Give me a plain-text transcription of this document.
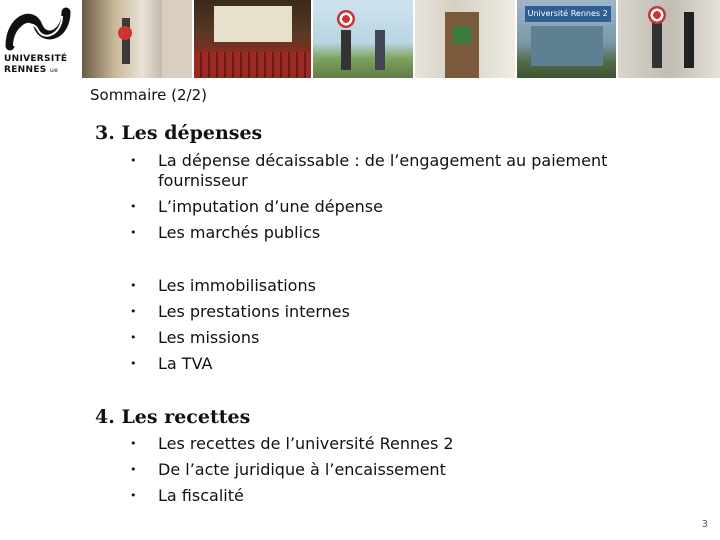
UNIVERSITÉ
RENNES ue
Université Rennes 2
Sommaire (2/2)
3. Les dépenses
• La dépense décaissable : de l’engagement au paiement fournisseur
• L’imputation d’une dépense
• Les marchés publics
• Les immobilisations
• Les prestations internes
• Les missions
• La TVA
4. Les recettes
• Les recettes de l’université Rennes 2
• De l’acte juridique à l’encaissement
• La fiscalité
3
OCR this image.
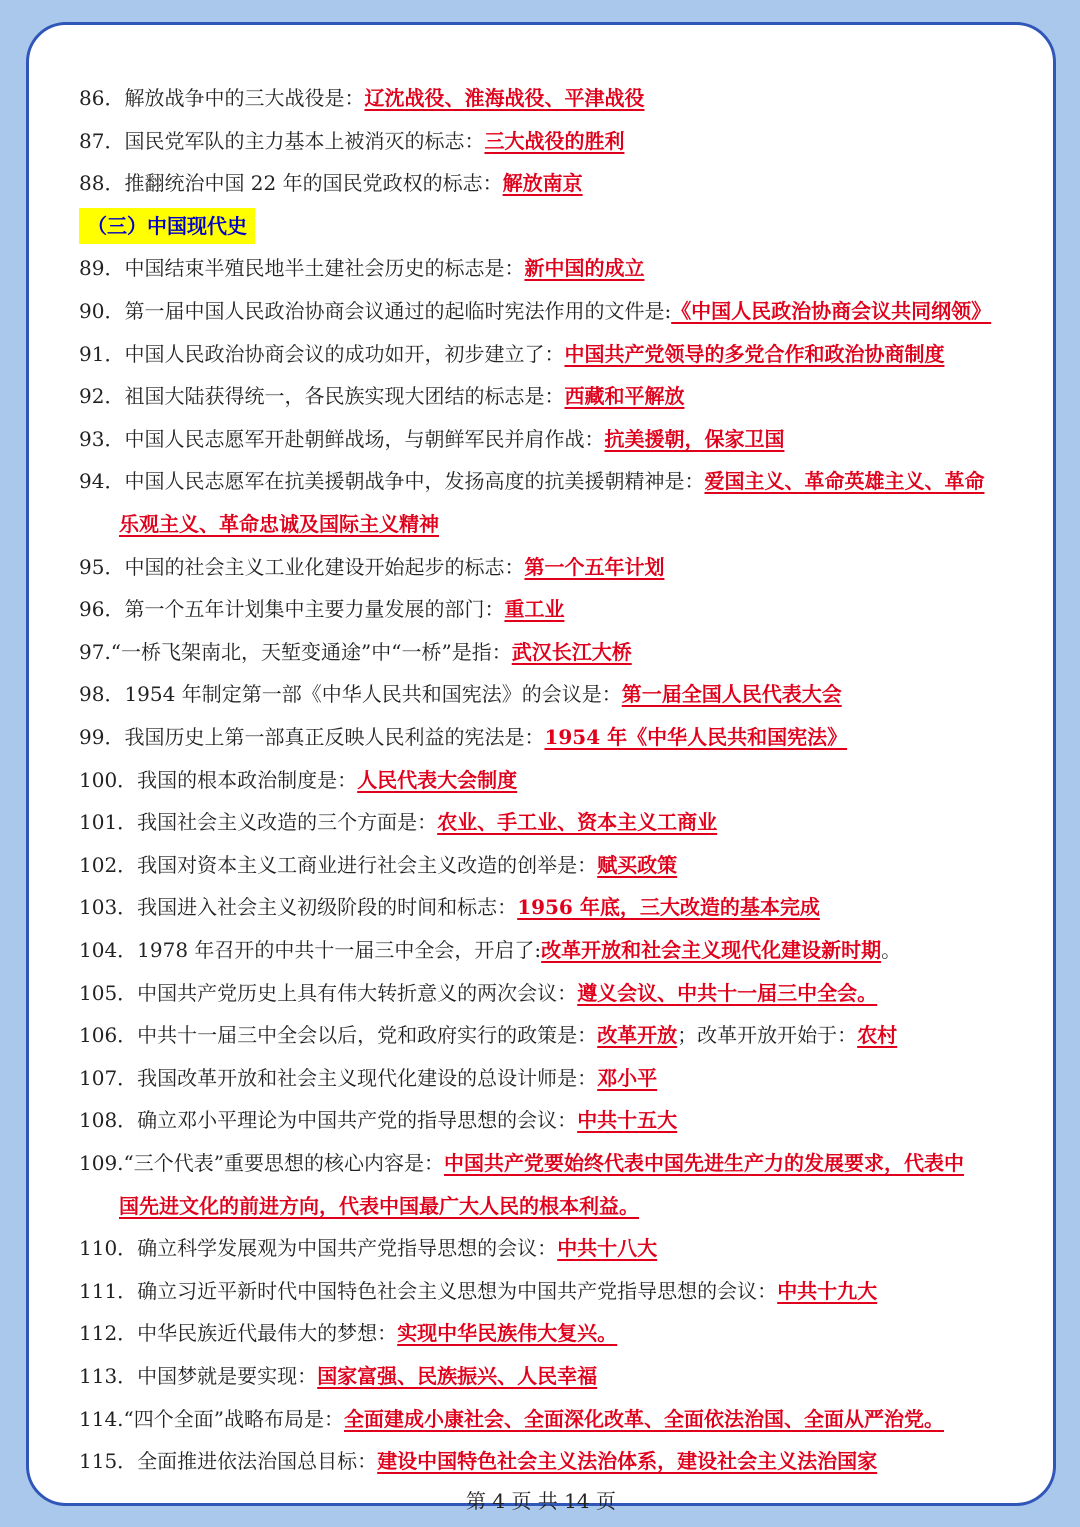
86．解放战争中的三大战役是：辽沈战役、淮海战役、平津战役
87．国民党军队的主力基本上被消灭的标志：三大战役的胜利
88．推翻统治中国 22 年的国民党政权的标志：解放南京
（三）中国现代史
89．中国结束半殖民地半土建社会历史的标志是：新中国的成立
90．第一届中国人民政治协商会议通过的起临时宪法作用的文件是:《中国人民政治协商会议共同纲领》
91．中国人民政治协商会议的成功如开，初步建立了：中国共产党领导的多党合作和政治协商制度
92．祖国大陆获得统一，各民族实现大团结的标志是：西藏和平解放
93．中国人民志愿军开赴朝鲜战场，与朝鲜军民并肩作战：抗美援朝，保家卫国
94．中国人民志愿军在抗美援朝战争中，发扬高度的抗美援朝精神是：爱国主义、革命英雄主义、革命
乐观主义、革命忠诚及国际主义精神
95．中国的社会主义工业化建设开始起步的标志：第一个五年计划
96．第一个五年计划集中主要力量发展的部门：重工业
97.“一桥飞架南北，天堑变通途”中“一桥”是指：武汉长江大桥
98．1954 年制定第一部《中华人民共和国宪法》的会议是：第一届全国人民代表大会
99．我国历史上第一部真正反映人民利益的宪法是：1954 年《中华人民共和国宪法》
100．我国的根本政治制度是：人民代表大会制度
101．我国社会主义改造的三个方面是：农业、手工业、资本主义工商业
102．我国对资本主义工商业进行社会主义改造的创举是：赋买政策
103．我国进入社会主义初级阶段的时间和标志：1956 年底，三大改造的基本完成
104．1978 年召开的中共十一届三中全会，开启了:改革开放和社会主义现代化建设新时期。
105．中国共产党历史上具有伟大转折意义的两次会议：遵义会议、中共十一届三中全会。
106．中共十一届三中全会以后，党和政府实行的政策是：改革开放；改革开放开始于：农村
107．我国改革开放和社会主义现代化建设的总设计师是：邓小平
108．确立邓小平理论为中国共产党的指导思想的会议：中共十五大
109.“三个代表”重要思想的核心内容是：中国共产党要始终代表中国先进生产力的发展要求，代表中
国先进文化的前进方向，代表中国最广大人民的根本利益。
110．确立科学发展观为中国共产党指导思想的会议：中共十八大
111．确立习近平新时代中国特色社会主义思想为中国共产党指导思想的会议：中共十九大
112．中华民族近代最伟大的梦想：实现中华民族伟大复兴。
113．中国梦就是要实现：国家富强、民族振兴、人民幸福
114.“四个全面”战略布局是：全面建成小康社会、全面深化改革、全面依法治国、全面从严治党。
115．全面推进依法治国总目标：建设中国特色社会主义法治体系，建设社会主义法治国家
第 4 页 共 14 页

| What to produce |
Copy every line of the data word for word, omitting the images.

| Written answer |
Give me a plain-text transcription of this document.
UNIVERSITÉ
RENNES ue
Université Rennes 2
Sommaire (2/2)
3. Les dépenses
• La dépense décaissable : de l’engagement au paiement fournisseur
• L’imputation d’une dépense
• Les marchés publics
• Les immobilisations
• Les prestations internes
• Les missions
• La TVA
4. Les recettes
• Les recettes de l’université Rennes 2
• De l’acte juridique à l’encaissement
• La fiscalité
3
OCR this image.
86．解放战争中的三大战役是：辽沈战役、淮海战役、平津战役
87．国民党军队的主力基本上被消灭的标志：三大战役的胜利
88．推翻统治中国 22 年的国民党政权的标志：解放南京
（三）中国现代史
89．中国结束半殖民地半土建社会历史的标志是：新中国的成立
90．第一届中国人民政治协商会议通过的起临时宪法作用的文件是:《中国人民政治协商会议共同纲领》
91．中国人民政治协商会议的成功如开，初步建立了：中国共产党领导的多党合作和政治协商制度
92．祖国大陆获得统一，各民族实现大团结的标志是：西藏和平解放
93．中国人民志愿军开赴朝鲜战场，与朝鲜军民并肩作战：抗美援朝，保家卫国
94．中国人民志愿军在抗美援朝战争中，发扬高度的抗美援朝精神是：爱国主义、革命英雄主义、革命
乐观主义、革命忠诚及国际主义精神
95．中国的社会主义工业化建设开始起步的标志：第一个五年计划
96．第一个五年计划集中主要力量发展的部门：重工业
97.“一桥飞架南北，天堑变通途”中“一桥”是指：武汉长江大桥
98．1954 年制定第一部《中华人民共和国宪法》的会议是：第一届全国人民代表大会
99．我国历史上第一部真正反映人民利益的宪法是：1954 年《中华人民共和国宪法》
100．我国的根本政治制度是：人民代表大会制度
101．我国社会主义改造的三个方面是：农业、手工业、资本主义工商业
102．我国对资本主义工商业进行社会主义改造的创举是：赋买政策
103．我国进入社会主义初级阶段的时间和标志：1956 年底，三大改造的基本完成
104．1978 年召开的中共十一届三中全会，开启了:改革开放和社会主义现代化建设新时期。
105．中国共产党历史上具有伟大转折意义的两次会议：遵义会议、中共十一届三中全会。
106．中共十一届三中全会以后，党和政府实行的政策是：改革开放；改革开放开始于：农村
107．我国改革开放和社会主义现代化建设的总设计师是：邓小平
108．确立邓小平理论为中国共产党的指导思想的会议：中共十五大
109.“三个代表”重要思想的核心内容是：中国共产党要始终代表中国先进生产力的发展要求，代表中
国先进文化的前进方向，代表中国最广大人民的根本利益。
110．确立科学发展观为中国共产党指导思想的会议：中共十八大
111．确立习近平新时代中国特色社会主义思想为中国共产党指导思想的会议：中共十九大
112．中华民族近代最伟大的梦想：实现中华民族伟大复兴。
113．中国梦就是要实现：国家富强、民族振兴、人民幸福
114.“四个全面”战略布局是：全面建成小康社会、全面深化改革、全面依法治国、全面从严治党。
115．全面推进依法治国总目标：建设中国特色社会主义法治体系，建设社会主义法治国家
第 4 页 共 14 页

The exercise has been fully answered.